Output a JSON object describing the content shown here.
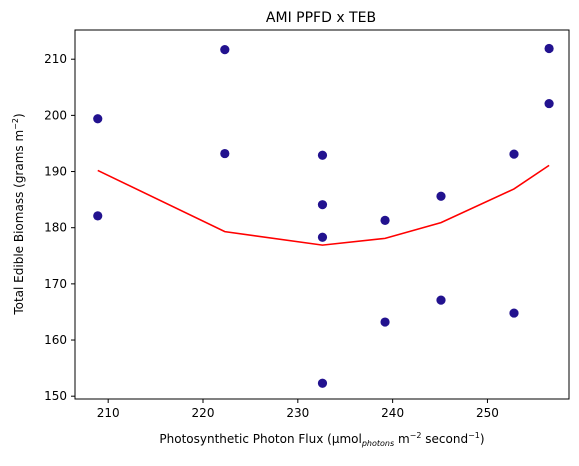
{
  "chart_data": {
    "type": "scatter",
    "title": "AMI PPFD x TEB",
    "xlabel": {
      "prefix": "Photosynthetic Photon Flux (µmol",
      "sub": "photons",
      "middle": " m",
      "sup1": "−2",
      "middle2": " second",
      "sup2": "−1",
      "suffix": ")"
    },
    "ylabel": {
      "prefix": "Total Edible Biomass (grams m",
      "sup": "−2",
      "suffix": ")"
    },
    "xlim": [
      206.5,
      258.6
    ],
    "ylim": [
      149.5,
      215.2
    ],
    "xticks": [
      210,
      220,
      230,
      240,
      250
    ],
    "yticks": [
      150,
      160,
      170,
      180,
      190,
      200,
      210
    ],
    "grid": false,
    "legend": "none",
    "series": [
      {
        "kind": "points",
        "color": "#22128f",
        "points": [
          [
            208.9,
            199.4
          ],
          [
            208.9,
            182.1
          ],
          [
            222.3,
            211.7
          ],
          [
            222.3,
            193.2
          ],
          [
            232.6,
            192.9
          ],
          [
            232.6,
            184.1
          ],
          [
            232.6,
            178.3
          ],
          [
            232.6,
            152.3
          ],
          [
            239.2,
            181.3
          ],
          [
            239.2,
            163.2
          ],
          [
            245.1,
            185.6
          ],
          [
            245.1,
            167.1
          ],
          [
            252.8,
            193.1
          ],
          [
            252.8,
            164.8
          ],
          [
            256.5,
            211.9
          ],
          [
            256.5,
            202.1
          ]
        ]
      },
      {
        "kind": "line",
        "color": "#ff0000",
        "points": [
          [
            208.9,
            190.2
          ],
          [
            222.3,
            179.3
          ],
          [
            232.6,
            176.9
          ],
          [
            239.2,
            178.1
          ],
          [
            245.1,
            180.9
          ],
          [
            252.8,
            186.9
          ],
          [
            256.5,
            191.1
          ]
        ]
      }
    ]
  }
}
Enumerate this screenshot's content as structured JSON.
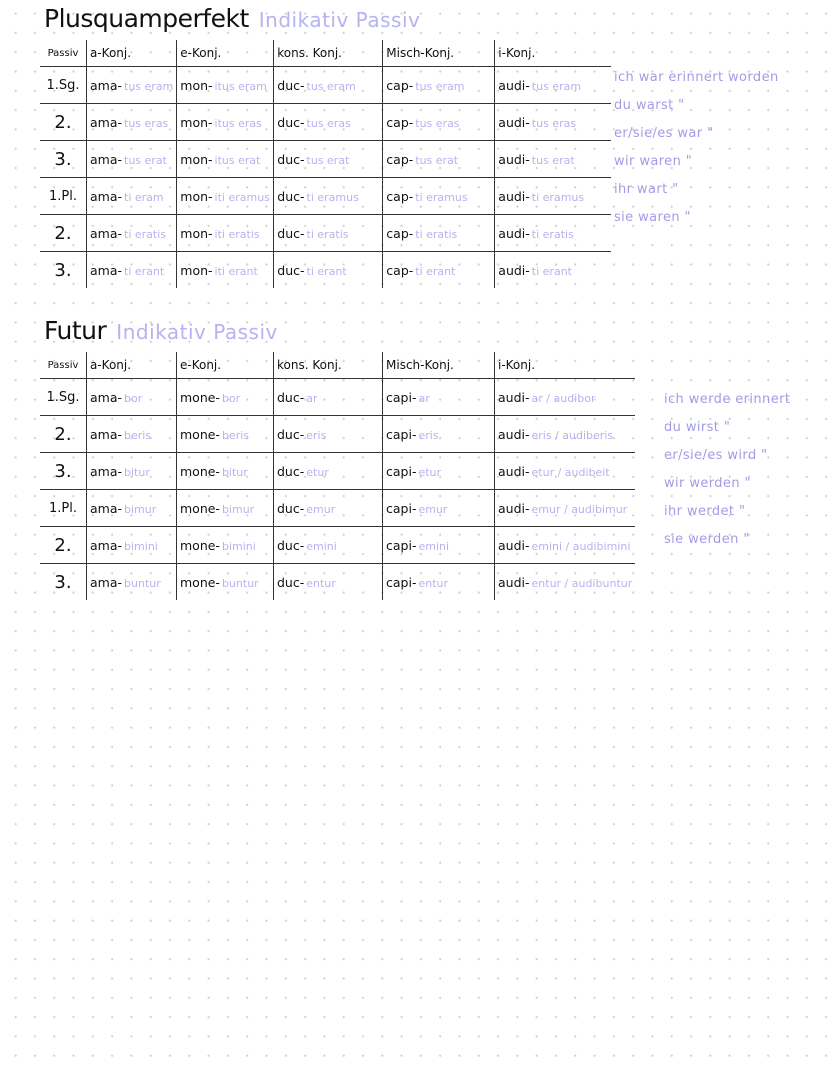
{
  "sections": [
    {
      "title": "Plusquamperfekt",
      "subtitle": "Indikativ Passiv",
      "headers": [
        "Passiv",
        "a-Konj.",
        "e-Konj.",
        "kons. Konj.",
        "Misch-Konj.",
        "i-Konj."
      ],
      "rows": [
        {
          "label": "1.Sg.",
          "cells": [
            [
              "ama-",
              "tus eram"
            ],
            [
              "mon-",
              "itus eram"
            ],
            [
              "duc-",
              "tus eram"
            ],
            [
              "cap-",
              "tus eram"
            ],
            [
              "audi-",
              "tus eram"
            ]
          ]
        },
        {
          "label": "2.",
          "cells": [
            [
              "ama-",
              "tus eras"
            ],
            [
              "mon-",
              "itus eras"
            ],
            [
              "duc-",
              "tus eras"
            ],
            [
              "cap-",
              "tus eras"
            ],
            [
              "audi-",
              "tus eras"
            ]
          ]
        },
        {
          "label": "3.",
          "cells": [
            [
              "ama-",
              "tus erat"
            ],
            [
              "mon-",
              "itus erat"
            ],
            [
              "duc-",
              "tus erat"
            ],
            [
              "cap-",
              "tus erat"
            ],
            [
              "audi-",
              "tus erat"
            ]
          ]
        },
        {
          "label": "1.Pl.",
          "cells": [
            [
              "ama-",
              "ti eram"
            ],
            [
              "mon-",
              "iti eramus"
            ],
            [
              "duc-",
              "ti eramus"
            ],
            [
              "cap-",
              "ti eramus"
            ],
            [
              "audi-",
              "ti eramus"
            ]
          ]
        },
        {
          "label": "2.",
          "cells": [
            [
              "ama-",
              "ti eratis"
            ],
            [
              "mon-",
              "iti eratis"
            ],
            [
              "duc-",
              "ti eratis"
            ],
            [
              "cap-",
              "ti eratis"
            ],
            [
              "audi-",
              "ti eratis"
            ]
          ]
        },
        {
          "label": "3.",
          "cells": [
            [
              "ama-",
              "ti erant"
            ],
            [
              "mon-",
              "iti erant"
            ],
            [
              "duc-",
              "ti erant"
            ],
            [
              "cap-",
              "ti erant"
            ],
            [
              "audi-",
              "ti erant"
            ]
          ]
        }
      ],
      "notes": [
        "ich war erinnert worden",
        "du warst \"",
        "er/sie/es war \"",
        "wir waren \"",
        "ihr wart \"",
        "sie waren \""
      ]
    },
    {
      "title": "Futur",
      "subtitle": "Indikativ Passiv",
      "headers": [
        "Passiv",
        "a-Konj.",
        "e-Konj.",
        "kons. Konj.",
        "Misch-Konj.",
        "i-Konj."
      ],
      "rows": [
        {
          "label": "1.Sg.",
          "cells": [
            [
              "ama-",
              "bor"
            ],
            [
              "mone-",
              "bor"
            ],
            [
              "duc-",
              "ar"
            ],
            [
              "capi-",
              "ar"
            ],
            [
              "audi-",
              "ar / audibor"
            ]
          ]
        },
        {
          "label": "2.",
          "cells": [
            [
              "ama-",
              "beris"
            ],
            [
              "mone-",
              "beris"
            ],
            [
              "duc-",
              "eris"
            ],
            [
              "capi-",
              "eris"
            ],
            [
              "audi-",
              "eris / audiberis"
            ]
          ]
        },
        {
          "label": "3.",
          "cells": [
            [
              "ama-",
              "bitur"
            ],
            [
              "mone-",
              "bitur"
            ],
            [
              "duc-",
              "etur"
            ],
            [
              "capi-",
              "etur"
            ],
            [
              "audi-",
              "etur / audibeit"
            ]
          ]
        },
        {
          "label": "1.Pl.",
          "cells": [
            [
              "ama-",
              "bimur"
            ],
            [
              "mone-",
              "bimur"
            ],
            [
              "duc-",
              "emur"
            ],
            [
              "capi-",
              "emur"
            ],
            [
              "audi-",
              "emur / audibimur"
            ]
          ]
        },
        {
          "label": "2.",
          "cells": [
            [
              "ama-",
              "bimini"
            ],
            [
              "mone-",
              "bimini"
            ],
            [
              "duc-",
              "emini"
            ],
            [
              "capi-",
              "emini"
            ],
            [
              "audi-",
              "emini / audibimini"
            ]
          ]
        },
        {
          "label": "3.",
          "cells": [
            [
              "ama-",
              "buntur"
            ],
            [
              "mone-",
              "buntur"
            ],
            [
              "duc-",
              "entur"
            ],
            [
              "capi-",
              "entur"
            ],
            [
              "audi-",
              "entur / audibuntur"
            ]
          ]
        }
      ],
      "notes": [
        "ich werde erinnert",
        "du wirst \"",
        "er/sie/es wird \"",
        "wir werden \"",
        "ihr werdet \"",
        "sie werden \""
      ]
    }
  ]
}
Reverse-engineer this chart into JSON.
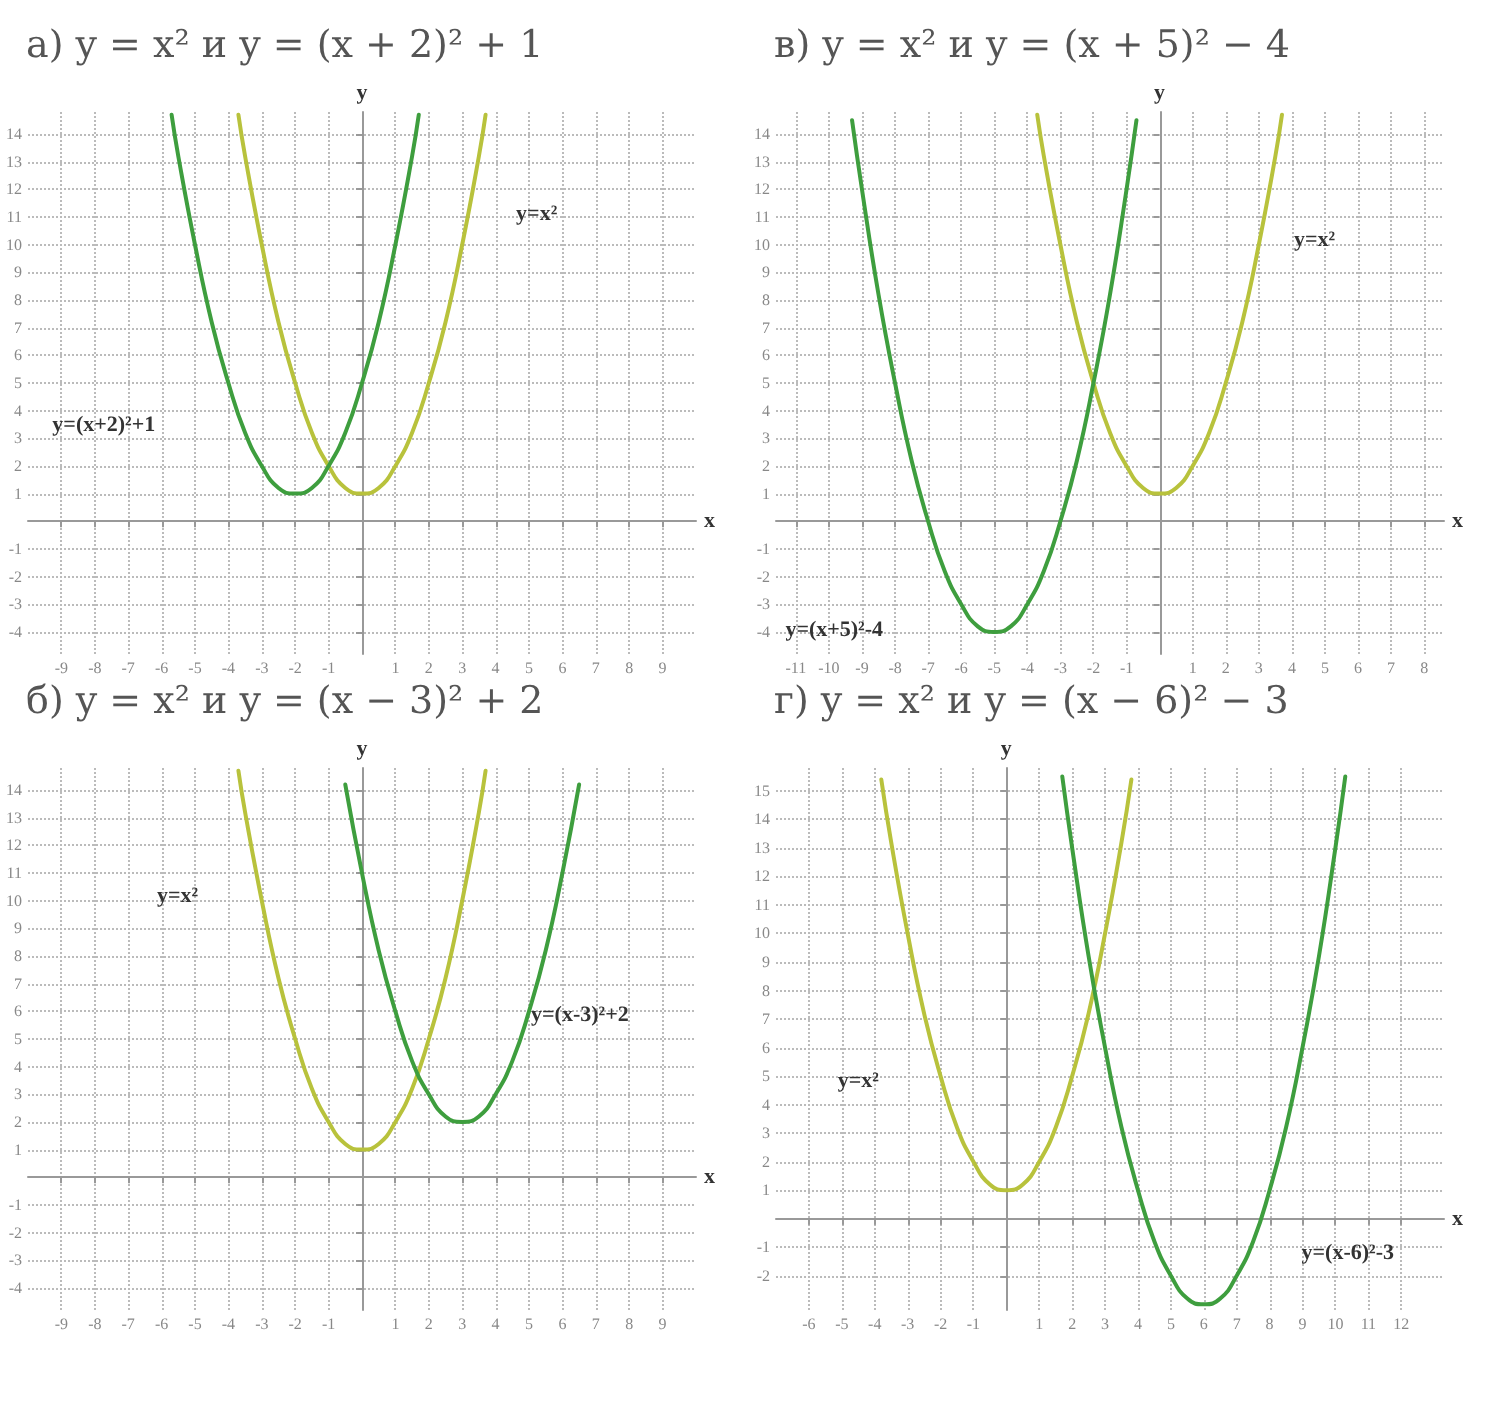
{
  "chart_data": [
    {
      "type": "line",
      "title": "а) y = x² и y = (x + 2)² + 1",
      "xlabel": "x",
      "ylabel": "y",
      "xlim": [
        -10,
        10
      ],
      "xticks": [
        -9,
        -8,
        -7,
        -6,
        -5,
        -4,
        -3,
        -2,
        -1,
        1,
        2,
        3,
        4,
        5,
        6,
        7,
        8,
        9
      ],
      "ylim": [
        -4.8,
        14.8
      ],
      "yticks": [
        -4,
        -3,
        -2,
        -1,
        1,
        2,
        3,
        4,
        5,
        6,
        7,
        8,
        9,
        10,
        11,
        12,
        13,
        14
      ],
      "grid": true,
      "marker": "none",
      "series": [
        {
          "color": "#b8c23c",
          "x": [
            -3.7,
            -3.5,
            -3,
            -2.5,
            -2,
            -1.5,
            -1,
            -0.5,
            0,
            0.5,
            1,
            1.5,
            2,
            2.5,
            3,
            3.5,
            3.7
          ],
          "values": [
            14.7,
            13.2,
            10,
            7.2,
            5,
            3.2,
            2,
            1.2,
            1,
            1.2,
            2,
            3.2,
            5,
            7.2,
            10,
            13.2,
            14.7
          ]
        },
        {
          "color": "#3e9e3e",
          "x": [
            -5.7,
            -5.5,
            -5,
            -4.5,
            -4,
            -3.5,
            -3,
            -2.5,
            -2,
            -1.5,
            -1,
            -0.5,
            0,
            0.5,
            1,
            1.5,
            1.7
          ],
          "values": [
            14.7,
            13.2,
            10,
            7.2,
            5,
            3.2,
            2,
            1.2,
            1,
            1.2,
            2,
            3.2,
            5,
            7.2,
            10,
            13.2,
            14.7
          ]
        }
      ],
      "annotations": [
        "y=x²",
        "y=(x+2)²+1"
      ]
    },
    {
      "type": "line",
      "title": "в) y = x² и y = (x + 5)² − 4",
      "xlabel": "x",
      "ylabel": "y",
      "xlim": [
        -11.6,
        8.6
      ],
      "xticks": [
        -11,
        -10,
        -9,
        -8,
        -7,
        -6,
        -5,
        -4,
        -3,
        -2,
        -1,
        1,
        2,
        3,
        4,
        5,
        6,
        7,
        8
      ],
      "ylim": [
        -4.8,
        14.8
      ],
      "yticks": [
        -4,
        -3,
        -2,
        -1,
        1,
        2,
        3,
        4,
        5,
        6,
        7,
        8,
        9,
        10,
        11,
        12,
        13,
        14
      ],
      "grid": true,
      "marker": "none",
      "series": [
        {
          "color": "#b8c23c",
          "x": [
            -3.7,
            -3.5,
            -3,
            -2.5,
            -2,
            -1.5,
            -1,
            -0.5,
            0,
            0.5,
            1,
            1.5,
            2,
            2.5,
            3,
            3.5,
            3.7
          ],
          "values": [
            14.7,
            13.2,
            10,
            7.2,
            5,
            3.2,
            2,
            1.2,
            1,
            1.2,
            2,
            3.2,
            5,
            7.2,
            10,
            13.2,
            14.7
          ]
        },
        {
          "color": "#3e9e3e",
          "x": [
            -9.3,
            -9,
            -8.5,
            -8,
            -7.5,
            -7,
            -6.5,
            -6,
            -5.5,
            -5,
            -4.5,
            -4,
            -3.5,
            -3,
            -2.5,
            -2,
            -1.5,
            -1,
            -0.7
          ],
          "values": [
            14.5,
            12,
            8.2,
            5,
            2.2,
            0,
            -1.8,
            -3,
            -3.8,
            -4,
            -3.8,
            -3,
            -1.8,
            0,
            2.2,
            5,
            8.2,
            12,
            14.5
          ]
        }
      ],
      "annotations": [
        "y=x²",
        "y=(x+5)²-4"
      ]
    },
    {
      "type": "line",
      "title": "б) y = x² и y = (x − 3)² + 2",
      "xlabel": "x",
      "ylabel": "y",
      "xlim": [
        -10,
        10
      ],
      "xticks": [
        -9,
        -8,
        -7,
        -6,
        -5,
        -4,
        -3,
        -2,
        -1,
        1,
        2,
        3,
        4,
        5,
        6,
        7,
        8,
        9
      ],
      "ylim": [
        -4.8,
        14.8
      ],
      "yticks": [
        -4,
        -3,
        -2,
        -1,
        1,
        2,
        3,
        4,
        5,
        6,
        7,
        8,
        9,
        10,
        11,
        12,
        13,
        14
      ],
      "grid": true,
      "marker": "none",
      "series": [
        {
          "color": "#b8c23c",
          "x": [
            -3.7,
            -3.5,
            -3,
            -2.5,
            -2,
            -1.5,
            -1,
            -0.5,
            0,
            0.5,
            1,
            1.5,
            2,
            2.5,
            3,
            3.5,
            3.7
          ],
          "values": [
            14.7,
            13.2,
            10,
            7.2,
            5,
            3.2,
            2,
            1.2,
            1,
            1.2,
            2,
            3.2,
            5,
            7.2,
            10,
            13.2,
            14.7
          ]
        },
        {
          "color": "#3e9e3e",
          "x": [
            -0.5,
            0,
            0.5,
            1,
            1.5,
            2,
            2.5,
            3,
            3.5,
            4,
            4.5,
            5,
            5.5,
            6,
            6.5
          ],
          "values": [
            14.2,
            11,
            8.2,
            6,
            4.2,
            3,
            2.2,
            2,
            2.2,
            3,
            4.2,
            6,
            8.2,
            11,
            14.2
          ]
        }
      ],
      "annotations": [
        "y=x²",
        "y=(x-3)²+2"
      ]
    },
    {
      "type": "line",
      "title": "г) y = x² и y = (x − 6)² − 3",
      "xlabel": "x",
      "ylabel": "y",
      "xlim": [
        -7,
        13.3
      ],
      "xticks": [
        -6,
        -5,
        -4,
        -3,
        -2,
        -1,
        1,
        2,
        3,
        4,
        5,
        6,
        7,
        8,
        9,
        10,
        11,
        12
      ],
      "ylim": [
        -3.2,
        15.8
      ],
      "yticks": [
        -2,
        -1,
        1,
        2,
        3,
        4,
        5,
        6,
        7,
        8,
        9,
        10,
        11,
        12,
        13,
        14,
        15
      ],
      "grid": true,
      "marker": "none",
      "series": [
        {
          "color": "#b8c23c",
          "x": [
            -3.8,
            -3.5,
            -3,
            -2.5,
            -2,
            -1.5,
            -1,
            -0.5,
            0,
            0.5,
            1,
            1.5,
            2,
            2.5,
            3,
            3.5,
            3.8
          ],
          "values": [
            15.4,
            13.2,
            10,
            7.2,
            5,
            3.2,
            2,
            1.2,
            1,
            1.2,
            2,
            3.2,
            5,
            7.2,
            10,
            13.2,
            15.4
          ]
        },
        {
          "color": "#3e9e3e",
          "x": [
            1.7,
            2,
            2.5,
            3,
            3.5,
            4,
            4.5,
            5,
            5.5,
            6,
            6.5,
            7,
            7.5,
            8,
            8.5,
            9,
            9.5,
            10,
            10.3
          ],
          "values": [
            15.5,
            13,
            9.2,
            6,
            3.2,
            1,
            -0.8,
            -2,
            -2.8,
            -3,
            -2.8,
            -2,
            -0.8,
            1,
            3.2,
            6,
            9.2,
            13,
            15.5
          ]
        }
      ],
      "annotations": [
        "y=x²",
        "y=(x-6)²-3"
      ]
    }
  ]
}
--------------------------------
**WORK TO DO**
In the material above, show every line where the word "prefix" turns up.

**EXERCISE SOLUTION**
      "prefix": "Photosynthetic Photon Flux (µmol",
      "prefix": "Total Edible Biomass (grams m",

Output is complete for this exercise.